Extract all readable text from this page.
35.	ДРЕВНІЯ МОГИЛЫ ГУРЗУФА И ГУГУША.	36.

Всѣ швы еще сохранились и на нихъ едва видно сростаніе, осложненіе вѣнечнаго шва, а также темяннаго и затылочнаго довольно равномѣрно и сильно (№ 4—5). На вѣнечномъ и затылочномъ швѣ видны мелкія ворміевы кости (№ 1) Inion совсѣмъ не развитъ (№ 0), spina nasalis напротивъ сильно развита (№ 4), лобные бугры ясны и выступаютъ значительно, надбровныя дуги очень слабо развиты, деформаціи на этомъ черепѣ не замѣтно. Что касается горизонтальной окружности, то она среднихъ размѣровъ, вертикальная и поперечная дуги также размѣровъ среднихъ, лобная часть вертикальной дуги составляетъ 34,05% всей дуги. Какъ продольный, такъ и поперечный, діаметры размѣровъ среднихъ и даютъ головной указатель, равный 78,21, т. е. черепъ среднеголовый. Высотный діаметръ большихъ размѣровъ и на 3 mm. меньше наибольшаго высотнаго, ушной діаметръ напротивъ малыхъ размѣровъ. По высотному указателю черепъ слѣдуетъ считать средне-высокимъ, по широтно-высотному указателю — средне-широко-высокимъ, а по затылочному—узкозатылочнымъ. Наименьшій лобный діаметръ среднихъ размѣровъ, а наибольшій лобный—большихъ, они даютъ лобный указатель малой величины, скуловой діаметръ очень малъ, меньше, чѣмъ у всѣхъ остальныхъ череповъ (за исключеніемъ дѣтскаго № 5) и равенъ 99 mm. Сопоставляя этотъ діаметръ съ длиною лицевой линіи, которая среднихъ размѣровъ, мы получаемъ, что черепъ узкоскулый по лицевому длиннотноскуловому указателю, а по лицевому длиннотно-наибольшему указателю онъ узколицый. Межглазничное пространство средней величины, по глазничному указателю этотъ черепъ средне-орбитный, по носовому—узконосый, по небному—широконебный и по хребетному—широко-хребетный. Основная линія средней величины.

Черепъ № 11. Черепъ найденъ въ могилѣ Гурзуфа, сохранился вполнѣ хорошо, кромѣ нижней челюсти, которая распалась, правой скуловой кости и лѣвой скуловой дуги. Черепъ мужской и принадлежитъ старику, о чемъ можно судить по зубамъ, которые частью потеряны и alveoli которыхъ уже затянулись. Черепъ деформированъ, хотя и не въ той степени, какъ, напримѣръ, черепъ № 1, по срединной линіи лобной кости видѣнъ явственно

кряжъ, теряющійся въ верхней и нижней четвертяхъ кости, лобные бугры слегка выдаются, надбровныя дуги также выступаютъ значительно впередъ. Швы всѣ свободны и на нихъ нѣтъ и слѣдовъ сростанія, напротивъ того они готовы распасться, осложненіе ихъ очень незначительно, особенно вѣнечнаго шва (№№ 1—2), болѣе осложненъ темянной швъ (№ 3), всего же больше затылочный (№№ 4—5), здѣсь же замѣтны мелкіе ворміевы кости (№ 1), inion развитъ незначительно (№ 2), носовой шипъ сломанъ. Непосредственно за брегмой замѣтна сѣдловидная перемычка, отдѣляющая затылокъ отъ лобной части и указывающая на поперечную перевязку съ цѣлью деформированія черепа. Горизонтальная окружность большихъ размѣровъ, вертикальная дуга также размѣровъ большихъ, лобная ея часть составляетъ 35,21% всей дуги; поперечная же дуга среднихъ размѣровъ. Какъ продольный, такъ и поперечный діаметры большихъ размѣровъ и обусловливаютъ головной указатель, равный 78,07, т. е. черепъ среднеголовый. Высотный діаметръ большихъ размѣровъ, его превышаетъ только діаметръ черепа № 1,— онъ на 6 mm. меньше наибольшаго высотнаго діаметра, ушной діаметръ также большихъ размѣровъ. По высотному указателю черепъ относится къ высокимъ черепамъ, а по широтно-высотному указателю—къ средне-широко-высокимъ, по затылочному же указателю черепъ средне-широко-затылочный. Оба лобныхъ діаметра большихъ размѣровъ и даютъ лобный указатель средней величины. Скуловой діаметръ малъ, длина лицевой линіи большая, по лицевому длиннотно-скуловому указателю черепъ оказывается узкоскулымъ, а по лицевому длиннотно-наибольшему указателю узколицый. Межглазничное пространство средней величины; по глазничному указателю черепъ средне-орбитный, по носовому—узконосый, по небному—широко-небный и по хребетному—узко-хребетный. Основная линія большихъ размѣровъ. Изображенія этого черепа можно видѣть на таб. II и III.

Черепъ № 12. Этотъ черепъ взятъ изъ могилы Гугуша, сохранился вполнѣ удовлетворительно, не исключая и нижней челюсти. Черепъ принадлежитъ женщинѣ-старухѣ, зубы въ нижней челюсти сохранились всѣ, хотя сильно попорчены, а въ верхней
=====
INSTRUCTION –
Repeat the whole listing exactly, keeping every line intact.

SOLUTION FOR THIS EXERCISE –
Extract all readable text from this page.
35.	ДРЕВНІЯ МОГИЛЫ ГУРЗУФА И ГУГУША.	36.

Всѣ швы еще сохранились и на нихъ едва видно сростаніе, осложненіе вѣнечнаго шва, а также темяннаго и затылочнаго довольно равномѣрно и сильно (№ 4—5). На вѣнечномъ и затылочномъ швѣ видны мелкія ворміевы кости (№ 1) Inion совсѣмъ не развитъ (№ 0), spina nasalis напротивъ сильно развита (№ 4), лобные бугры ясны и выступаютъ значительно, надбровныя дуги очень слабо развиты, деформаціи на этомъ черепѣ не замѣтно. Что касается горизонтальной окружности, то она среднихъ размѣровъ, вертикальная и поперечная дуги также размѣровъ среднихъ, лобная часть вертикальной дуги составляетъ 34,05% всей дуги. Какъ продольный, такъ и поперечный, діаметры размѣровъ среднихъ и даютъ головной указатель, равный 78,21, т. е. черепъ среднеголовый. Высотный діаметръ большихъ размѣровъ и на 3 mm. меньше наибольшаго высотнаго, ушной діаметръ напротивъ малыхъ размѣровъ. По высотному указателю черепъ слѣдуетъ считать средне-высокимъ, по широтно-высотному указателю — средне-широко-высокимъ, а по затылочному—узкозатылочнымъ. Наименьшій лобный діаметръ среднихъ размѣровъ, а наибольшій лобный—большихъ, они даютъ лобный указатель малой величины, скуловой діаметръ очень малъ, меньше, чѣмъ у всѣхъ остальныхъ череповъ (за исключеніемъ дѣтскаго № 5) и равенъ 99 mm. Сопоставляя этотъ діаметръ съ длиною лицевой линіи, которая среднихъ размѣровъ, мы получаемъ, что черепъ узкоскулый по лицевому длиннотноскуловому указателю, а по лицевому длиннотно-наибольшему указателю онъ узколицый. Межглазничное пространство средней величины, по глазничному указателю этотъ черепъ средне-орбитный, по носовому—узконосый, по небному—широконебный и по хребетному—широко-хребетный. Основная линія средней величины.

Черепъ № 11. Черепъ найденъ въ могилѣ Гурзуфа, сохранился вполнѣ хорошо, кромѣ нижней челюсти, которая распалась, правой скуловой кости и лѣвой скуловой дуги. Черепъ мужской и принадлежитъ старику, о чемъ можно судить по зубамъ, которые частью потеряны и alveoli которыхъ уже затянулись. Черепъ деформированъ, хотя и не въ той степени, какъ, напримѣръ, черепъ № 1, по срединной линіи лобной кости видѣнъ явственно

кряжъ, теряющійся въ верхней и нижней четвертяхъ кости, лобные бугры слегка выдаются, надбровныя дуги также выступаютъ значительно впередъ. Швы всѣ свободны и на нихъ нѣтъ и слѣдовъ сростанія, напротивъ того они готовы распасться, осложненіе ихъ очень незначительно, особенно вѣнечнаго шва (№№ 1—2), болѣе осложненъ темянной швъ (№ 3), всего же больше затылочный (№№ 4—5), здѣсь же замѣтны мелкіе ворміевы кости (№ 1), inion развитъ незначительно (№ 2), носовой шипъ сломанъ. Непосредственно за брегмой замѣтна сѣдловидная перемычка, отдѣляющая затылокъ отъ лобной части и указывающая на поперечную перевязку съ цѣлью деформированія черепа. Горизонтальная окружность большихъ размѣровъ, вертикальная дуга также размѣровъ большихъ, лобная ея часть составляетъ 35,21% всей дуги; поперечная же дуга среднихъ размѣровъ. Какъ продольный, такъ и поперечный діаметры большихъ размѣровъ и обусловливаютъ головной указатель, равный 78,07, т. е. черепъ среднеголовый. Высотный діаметръ большихъ размѣровъ, его превышаетъ только діаметръ черепа № 1,— онъ на 6 mm. меньше наибольшаго высотнаго діаметра, ушной діаметръ также большихъ размѣровъ. По высотному указателю черепъ относится къ высокимъ черепамъ, а по широтно-высотному указателю—къ средне-широко-высокимъ, по затылочному же указателю черепъ средне-широко-затылочный. Оба лобныхъ діаметра большихъ размѣровъ и даютъ лобный указатель средней величины. Скуловой діаметръ малъ, длина лицевой линіи большая, по лицевому длиннотно-скуловому указателю черепъ оказывается узкоскулымъ, а по лицевому длиннотно-наибольшему указателю узколицый. Межглазничное пространство средней величины; по глазничному указателю черепъ средне-орбитный, по носовому—узконосый, по небному—широко-небный и по хребетному—узко-хребетный. Основная линія большихъ размѣровъ. Изображенія этого черепа можно видѣть на таб. II и III.

Черепъ № 12. Этотъ черепъ взятъ изъ могилы Гугуша, сохранился вполнѣ удовлетворительно, не исключая и нижней челюсти. Черепъ принадлежитъ женщинѣ-старухѣ, зубы въ нижней челюсти сохранились всѣ, хотя сильно попорчены, а въ верхней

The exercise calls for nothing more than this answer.